Figure contents as structured data
** begin **

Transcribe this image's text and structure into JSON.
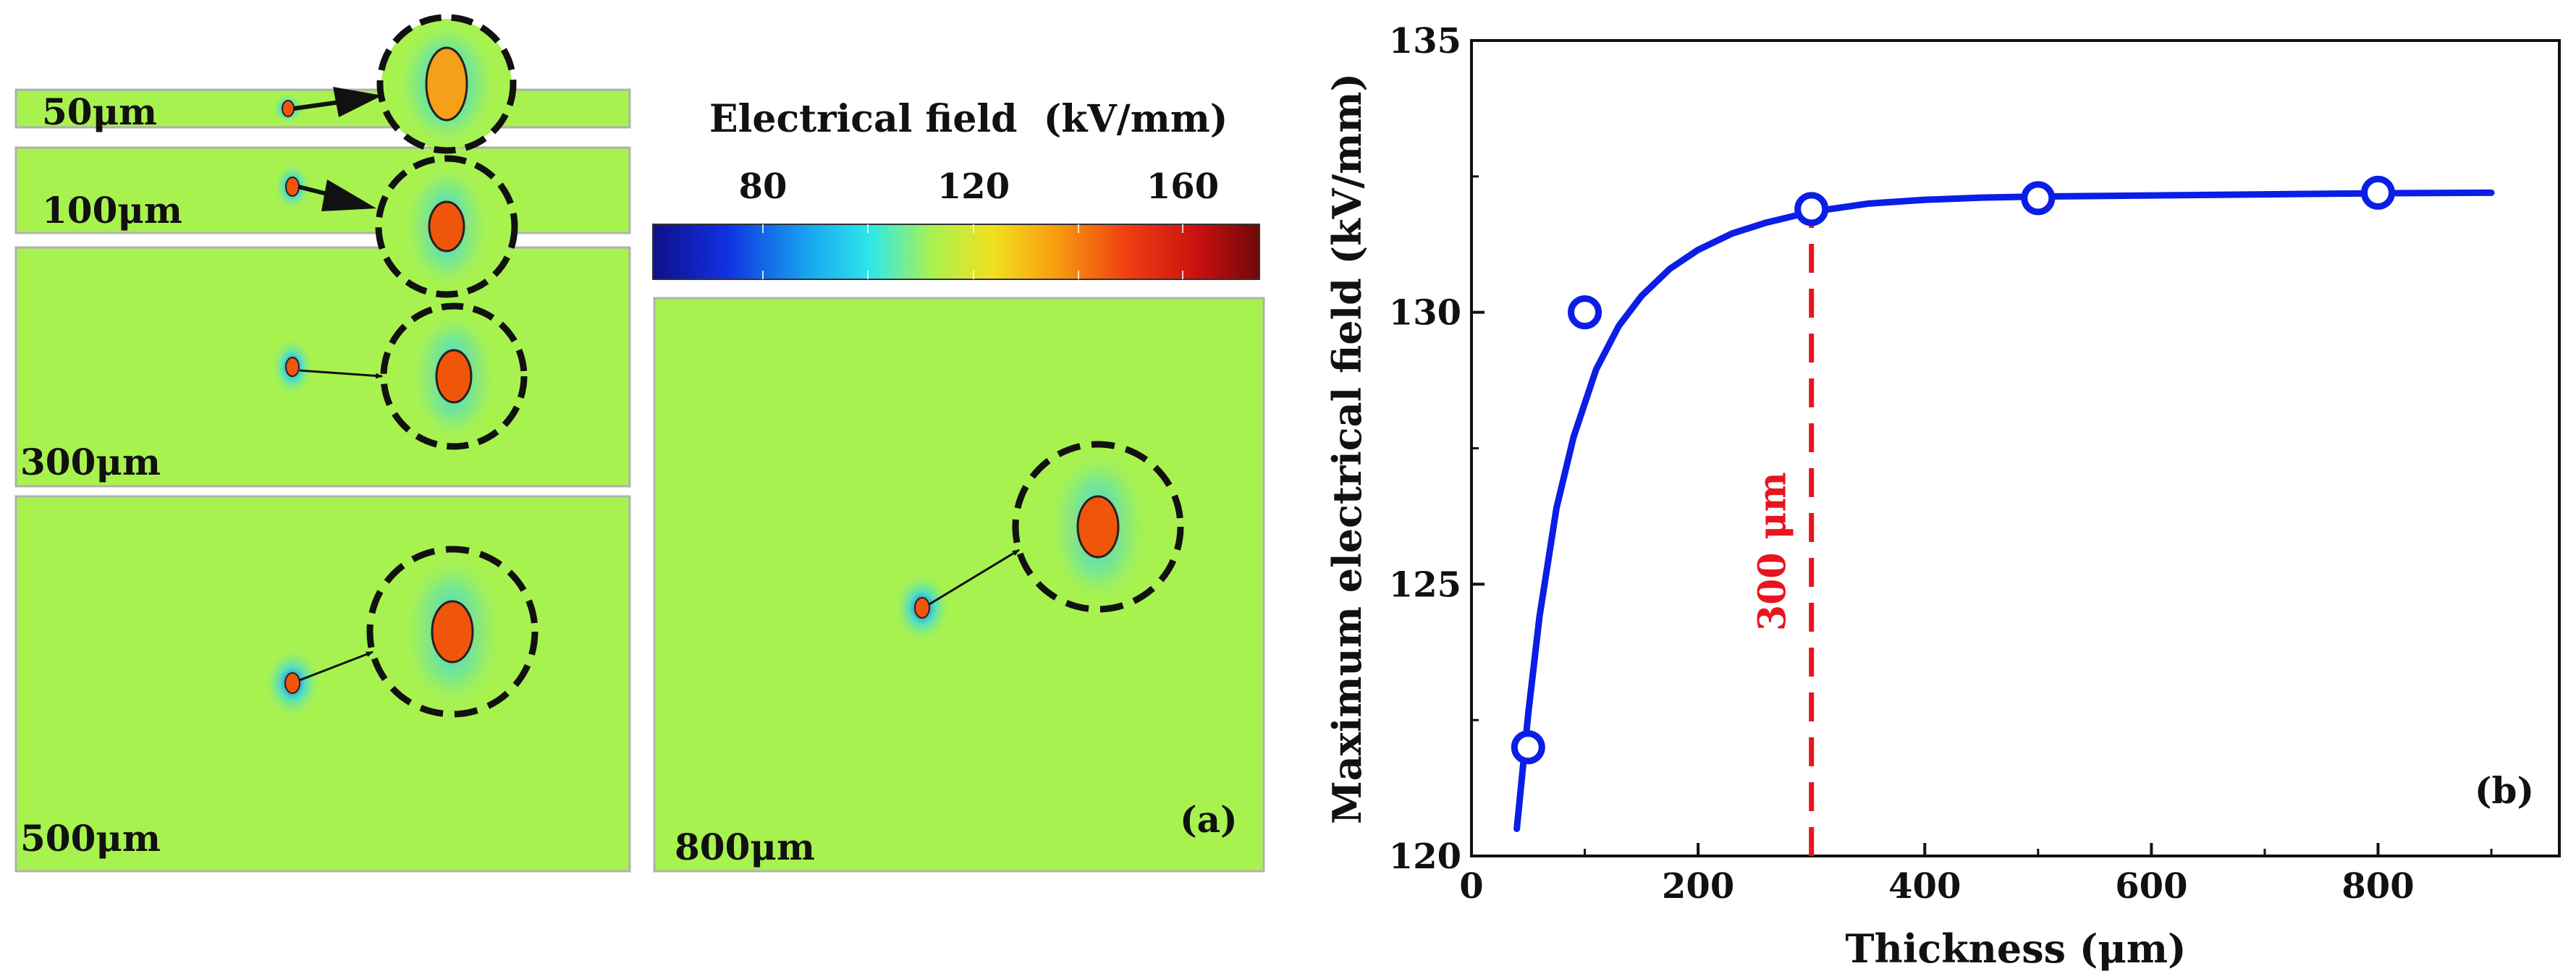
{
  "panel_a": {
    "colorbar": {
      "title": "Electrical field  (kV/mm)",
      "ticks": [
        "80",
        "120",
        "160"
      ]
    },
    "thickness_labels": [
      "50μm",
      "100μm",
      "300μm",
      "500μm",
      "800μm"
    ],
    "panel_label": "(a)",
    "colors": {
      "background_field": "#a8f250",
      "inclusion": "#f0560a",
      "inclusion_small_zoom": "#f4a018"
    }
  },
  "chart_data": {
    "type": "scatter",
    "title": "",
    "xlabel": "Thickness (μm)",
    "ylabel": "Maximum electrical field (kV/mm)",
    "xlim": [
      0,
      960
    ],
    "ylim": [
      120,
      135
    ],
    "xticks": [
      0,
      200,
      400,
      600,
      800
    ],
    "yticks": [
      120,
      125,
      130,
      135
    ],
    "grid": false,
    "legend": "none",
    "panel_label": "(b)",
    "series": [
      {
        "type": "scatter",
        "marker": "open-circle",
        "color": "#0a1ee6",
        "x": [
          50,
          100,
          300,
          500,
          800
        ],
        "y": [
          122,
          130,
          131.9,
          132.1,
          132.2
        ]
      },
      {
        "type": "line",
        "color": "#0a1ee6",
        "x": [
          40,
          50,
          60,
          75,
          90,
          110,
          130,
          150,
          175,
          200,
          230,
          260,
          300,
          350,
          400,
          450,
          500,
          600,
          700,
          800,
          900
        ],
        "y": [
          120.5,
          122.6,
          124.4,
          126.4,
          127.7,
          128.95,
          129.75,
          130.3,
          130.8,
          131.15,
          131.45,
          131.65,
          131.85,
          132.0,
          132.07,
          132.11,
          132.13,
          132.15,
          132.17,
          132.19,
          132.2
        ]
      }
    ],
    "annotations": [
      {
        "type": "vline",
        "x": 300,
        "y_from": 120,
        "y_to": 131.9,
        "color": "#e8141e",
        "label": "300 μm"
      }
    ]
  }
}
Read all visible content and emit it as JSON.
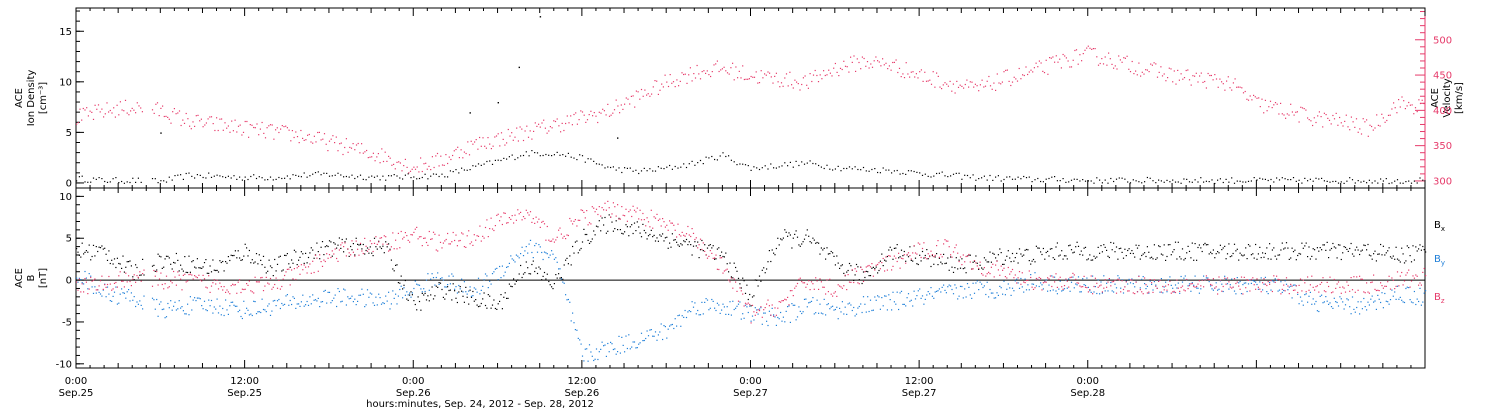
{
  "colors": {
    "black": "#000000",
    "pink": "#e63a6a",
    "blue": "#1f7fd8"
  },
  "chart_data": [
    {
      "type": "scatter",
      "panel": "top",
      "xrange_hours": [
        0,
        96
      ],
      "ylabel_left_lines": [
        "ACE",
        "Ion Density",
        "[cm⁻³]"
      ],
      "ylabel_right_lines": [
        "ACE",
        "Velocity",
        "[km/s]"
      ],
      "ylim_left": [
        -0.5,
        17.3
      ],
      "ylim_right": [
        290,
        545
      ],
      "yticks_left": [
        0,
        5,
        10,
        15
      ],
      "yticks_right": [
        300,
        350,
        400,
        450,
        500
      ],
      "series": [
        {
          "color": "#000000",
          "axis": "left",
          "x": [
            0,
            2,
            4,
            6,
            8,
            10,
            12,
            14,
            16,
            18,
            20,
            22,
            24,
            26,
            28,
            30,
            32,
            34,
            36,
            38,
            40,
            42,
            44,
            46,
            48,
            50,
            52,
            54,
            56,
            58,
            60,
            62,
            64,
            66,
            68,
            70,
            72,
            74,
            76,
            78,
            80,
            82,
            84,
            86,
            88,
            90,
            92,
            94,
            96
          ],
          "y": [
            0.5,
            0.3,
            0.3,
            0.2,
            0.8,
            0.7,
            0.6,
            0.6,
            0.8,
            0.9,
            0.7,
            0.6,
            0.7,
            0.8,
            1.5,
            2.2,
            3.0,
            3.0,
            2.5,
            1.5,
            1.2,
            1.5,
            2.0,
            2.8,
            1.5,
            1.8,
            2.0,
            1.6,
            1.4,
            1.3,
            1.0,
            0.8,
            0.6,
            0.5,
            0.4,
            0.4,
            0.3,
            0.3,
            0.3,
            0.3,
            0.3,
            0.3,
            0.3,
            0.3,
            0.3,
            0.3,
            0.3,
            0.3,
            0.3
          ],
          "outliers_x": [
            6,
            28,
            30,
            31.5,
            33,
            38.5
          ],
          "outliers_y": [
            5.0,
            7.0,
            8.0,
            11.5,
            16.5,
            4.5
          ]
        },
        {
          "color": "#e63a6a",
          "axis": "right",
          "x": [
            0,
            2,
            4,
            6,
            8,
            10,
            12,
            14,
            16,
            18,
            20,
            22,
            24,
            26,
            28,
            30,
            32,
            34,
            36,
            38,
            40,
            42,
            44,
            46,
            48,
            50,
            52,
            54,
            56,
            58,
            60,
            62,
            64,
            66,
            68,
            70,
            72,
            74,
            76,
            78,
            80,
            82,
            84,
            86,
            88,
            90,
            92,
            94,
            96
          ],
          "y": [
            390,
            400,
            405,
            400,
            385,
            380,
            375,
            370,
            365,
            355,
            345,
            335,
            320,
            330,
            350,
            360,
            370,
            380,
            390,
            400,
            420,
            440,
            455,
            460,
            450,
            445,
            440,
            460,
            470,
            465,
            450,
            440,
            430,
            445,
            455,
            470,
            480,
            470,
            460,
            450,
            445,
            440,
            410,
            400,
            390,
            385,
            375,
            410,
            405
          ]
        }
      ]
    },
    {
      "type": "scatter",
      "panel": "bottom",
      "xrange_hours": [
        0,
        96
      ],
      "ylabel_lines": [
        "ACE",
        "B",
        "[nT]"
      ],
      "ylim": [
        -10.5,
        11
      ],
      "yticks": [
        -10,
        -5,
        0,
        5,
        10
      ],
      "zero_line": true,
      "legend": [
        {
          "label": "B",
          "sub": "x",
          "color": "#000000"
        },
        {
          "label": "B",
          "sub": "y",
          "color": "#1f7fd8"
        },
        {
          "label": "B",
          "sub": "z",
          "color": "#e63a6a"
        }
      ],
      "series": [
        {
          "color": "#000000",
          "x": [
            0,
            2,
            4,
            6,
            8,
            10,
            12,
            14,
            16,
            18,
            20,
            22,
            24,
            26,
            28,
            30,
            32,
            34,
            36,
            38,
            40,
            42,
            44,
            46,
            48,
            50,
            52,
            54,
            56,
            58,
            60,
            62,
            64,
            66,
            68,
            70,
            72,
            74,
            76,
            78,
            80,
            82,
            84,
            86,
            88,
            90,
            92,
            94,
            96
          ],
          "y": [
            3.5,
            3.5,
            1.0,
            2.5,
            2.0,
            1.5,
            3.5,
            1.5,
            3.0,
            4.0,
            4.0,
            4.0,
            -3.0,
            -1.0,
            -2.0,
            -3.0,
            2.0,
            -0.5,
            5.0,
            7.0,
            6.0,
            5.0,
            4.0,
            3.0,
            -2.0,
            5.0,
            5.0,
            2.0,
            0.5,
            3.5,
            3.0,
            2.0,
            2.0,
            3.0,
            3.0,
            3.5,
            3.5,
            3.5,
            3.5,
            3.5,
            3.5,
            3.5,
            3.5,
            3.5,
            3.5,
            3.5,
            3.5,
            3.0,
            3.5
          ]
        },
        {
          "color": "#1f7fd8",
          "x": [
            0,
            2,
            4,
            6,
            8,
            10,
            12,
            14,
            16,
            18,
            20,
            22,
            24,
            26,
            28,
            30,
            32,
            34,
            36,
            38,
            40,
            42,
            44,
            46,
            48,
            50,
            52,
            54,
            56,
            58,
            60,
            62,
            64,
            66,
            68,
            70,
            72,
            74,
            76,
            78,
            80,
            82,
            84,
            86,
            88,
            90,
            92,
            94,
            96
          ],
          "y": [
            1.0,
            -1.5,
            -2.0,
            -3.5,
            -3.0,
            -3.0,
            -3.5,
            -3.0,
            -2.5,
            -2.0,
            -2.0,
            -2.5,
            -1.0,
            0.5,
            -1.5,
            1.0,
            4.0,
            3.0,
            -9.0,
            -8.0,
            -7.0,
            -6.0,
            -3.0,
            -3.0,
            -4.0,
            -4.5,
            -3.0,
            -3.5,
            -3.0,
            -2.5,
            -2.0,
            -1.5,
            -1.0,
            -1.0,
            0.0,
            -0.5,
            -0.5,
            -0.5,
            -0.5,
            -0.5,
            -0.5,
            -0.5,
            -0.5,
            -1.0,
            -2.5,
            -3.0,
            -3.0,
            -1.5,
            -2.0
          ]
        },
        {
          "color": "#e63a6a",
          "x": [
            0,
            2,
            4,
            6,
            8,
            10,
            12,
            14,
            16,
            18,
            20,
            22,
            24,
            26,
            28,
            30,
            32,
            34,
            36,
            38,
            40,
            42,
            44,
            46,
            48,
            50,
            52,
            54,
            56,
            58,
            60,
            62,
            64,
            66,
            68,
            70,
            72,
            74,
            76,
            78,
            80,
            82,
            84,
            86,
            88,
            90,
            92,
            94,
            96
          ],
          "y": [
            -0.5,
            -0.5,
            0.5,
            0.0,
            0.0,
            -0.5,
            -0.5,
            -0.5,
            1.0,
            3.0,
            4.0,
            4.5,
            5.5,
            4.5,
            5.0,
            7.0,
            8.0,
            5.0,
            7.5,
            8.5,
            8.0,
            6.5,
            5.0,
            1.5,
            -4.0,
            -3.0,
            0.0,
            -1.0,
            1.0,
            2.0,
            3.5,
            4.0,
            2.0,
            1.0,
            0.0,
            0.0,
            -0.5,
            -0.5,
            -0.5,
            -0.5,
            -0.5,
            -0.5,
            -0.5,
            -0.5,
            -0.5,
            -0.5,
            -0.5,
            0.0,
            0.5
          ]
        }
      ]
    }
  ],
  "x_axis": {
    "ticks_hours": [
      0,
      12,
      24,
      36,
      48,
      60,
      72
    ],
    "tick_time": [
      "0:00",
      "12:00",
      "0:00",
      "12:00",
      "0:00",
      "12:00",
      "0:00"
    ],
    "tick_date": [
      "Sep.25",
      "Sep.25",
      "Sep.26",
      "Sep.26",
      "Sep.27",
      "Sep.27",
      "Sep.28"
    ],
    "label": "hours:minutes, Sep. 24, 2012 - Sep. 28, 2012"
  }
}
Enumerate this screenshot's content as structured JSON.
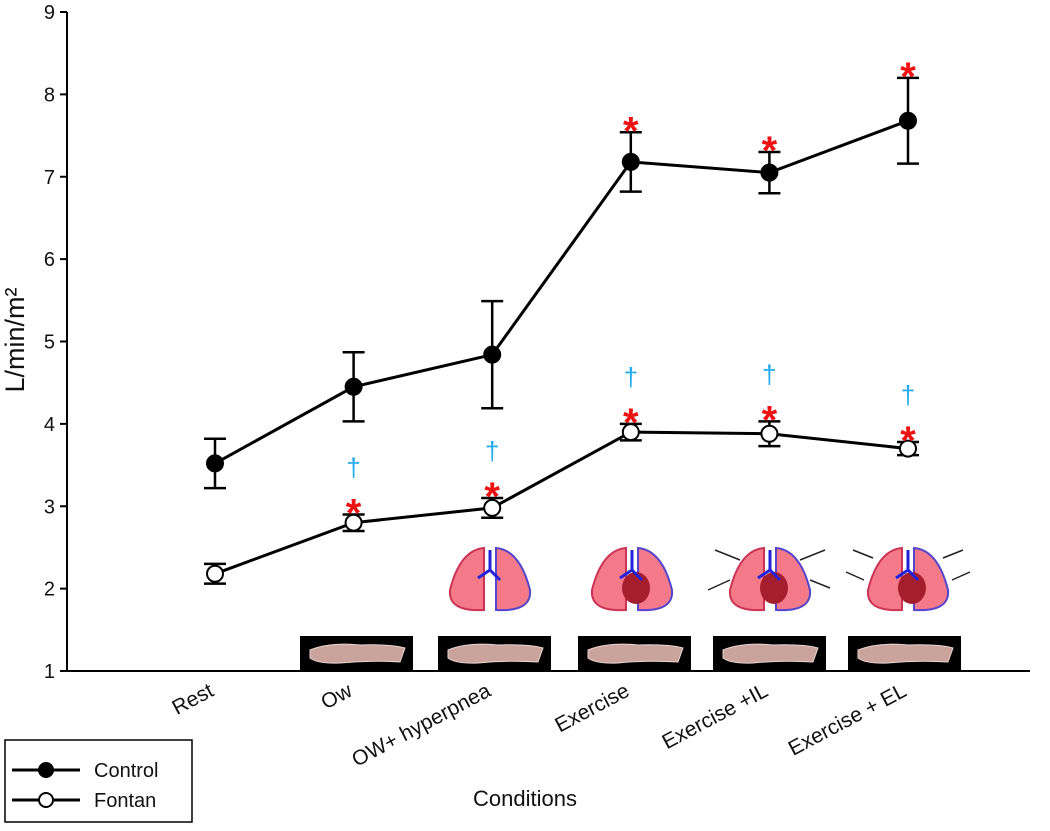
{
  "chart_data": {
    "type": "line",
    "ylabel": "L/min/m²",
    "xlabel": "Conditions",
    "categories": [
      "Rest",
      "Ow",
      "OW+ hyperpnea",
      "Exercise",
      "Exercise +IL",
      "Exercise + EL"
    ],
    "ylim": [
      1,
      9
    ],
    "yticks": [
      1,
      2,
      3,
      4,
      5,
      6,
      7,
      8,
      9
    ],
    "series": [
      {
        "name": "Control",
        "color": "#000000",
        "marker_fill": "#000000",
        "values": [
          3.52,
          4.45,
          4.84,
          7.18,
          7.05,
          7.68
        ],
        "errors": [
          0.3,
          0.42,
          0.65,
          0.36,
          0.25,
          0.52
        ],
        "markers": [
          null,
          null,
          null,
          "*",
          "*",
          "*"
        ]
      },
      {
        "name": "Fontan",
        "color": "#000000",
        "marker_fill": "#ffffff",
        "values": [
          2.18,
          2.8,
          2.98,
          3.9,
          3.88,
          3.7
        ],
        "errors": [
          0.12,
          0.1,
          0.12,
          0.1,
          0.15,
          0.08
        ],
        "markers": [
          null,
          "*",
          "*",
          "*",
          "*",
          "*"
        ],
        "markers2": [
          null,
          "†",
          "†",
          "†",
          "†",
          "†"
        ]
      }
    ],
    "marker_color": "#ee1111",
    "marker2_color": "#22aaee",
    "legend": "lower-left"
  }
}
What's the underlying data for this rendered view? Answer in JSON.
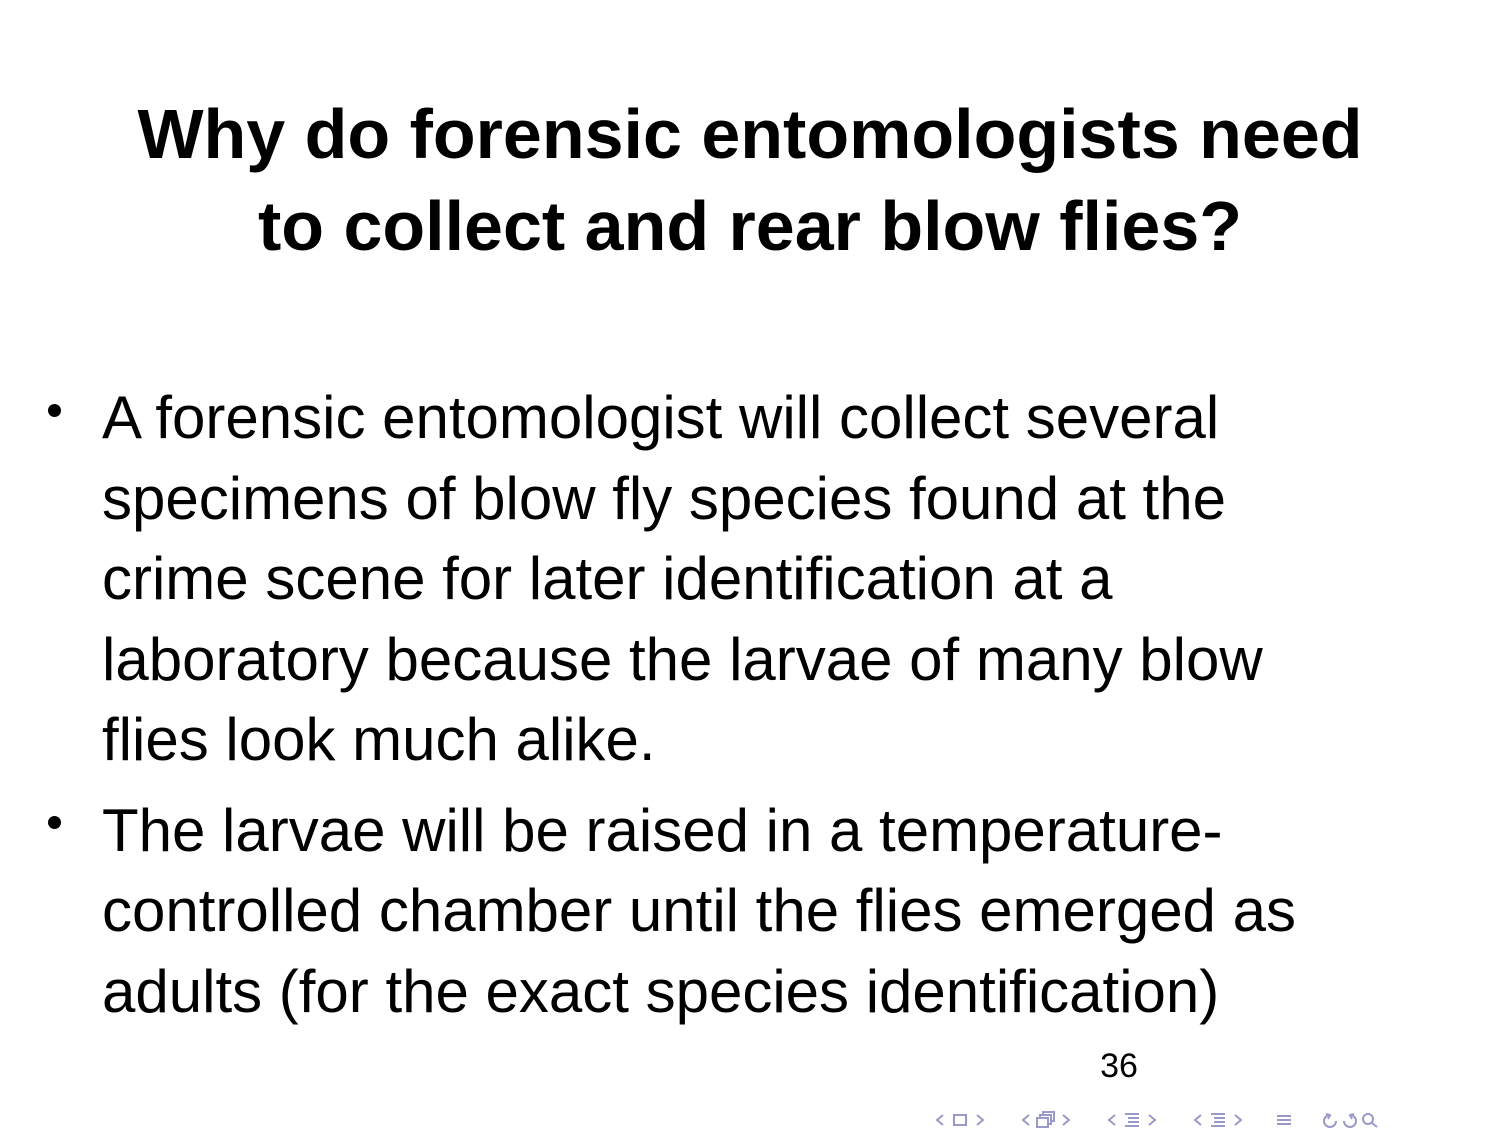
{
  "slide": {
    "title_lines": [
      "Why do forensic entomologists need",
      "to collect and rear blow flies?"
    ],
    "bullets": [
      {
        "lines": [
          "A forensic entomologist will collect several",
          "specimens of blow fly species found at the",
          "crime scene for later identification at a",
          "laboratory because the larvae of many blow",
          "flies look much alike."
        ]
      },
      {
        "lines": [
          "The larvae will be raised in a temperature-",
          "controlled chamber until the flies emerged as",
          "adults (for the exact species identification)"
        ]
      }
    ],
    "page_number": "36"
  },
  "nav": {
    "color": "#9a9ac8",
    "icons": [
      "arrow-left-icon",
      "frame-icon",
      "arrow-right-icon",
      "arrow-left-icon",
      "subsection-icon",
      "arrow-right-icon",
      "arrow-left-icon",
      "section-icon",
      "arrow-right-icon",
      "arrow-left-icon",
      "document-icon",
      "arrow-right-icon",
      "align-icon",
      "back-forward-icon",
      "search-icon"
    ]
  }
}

** end **

Go through the material line by line. Show each line that contains the string "JSON".

Transcribe this image's text and structure into JSON.
Read all visible content and emit it as JSON.
Enumerate this screenshot's content as structured JSON.
What's the underlying data for this rendered view? Answer in JSON.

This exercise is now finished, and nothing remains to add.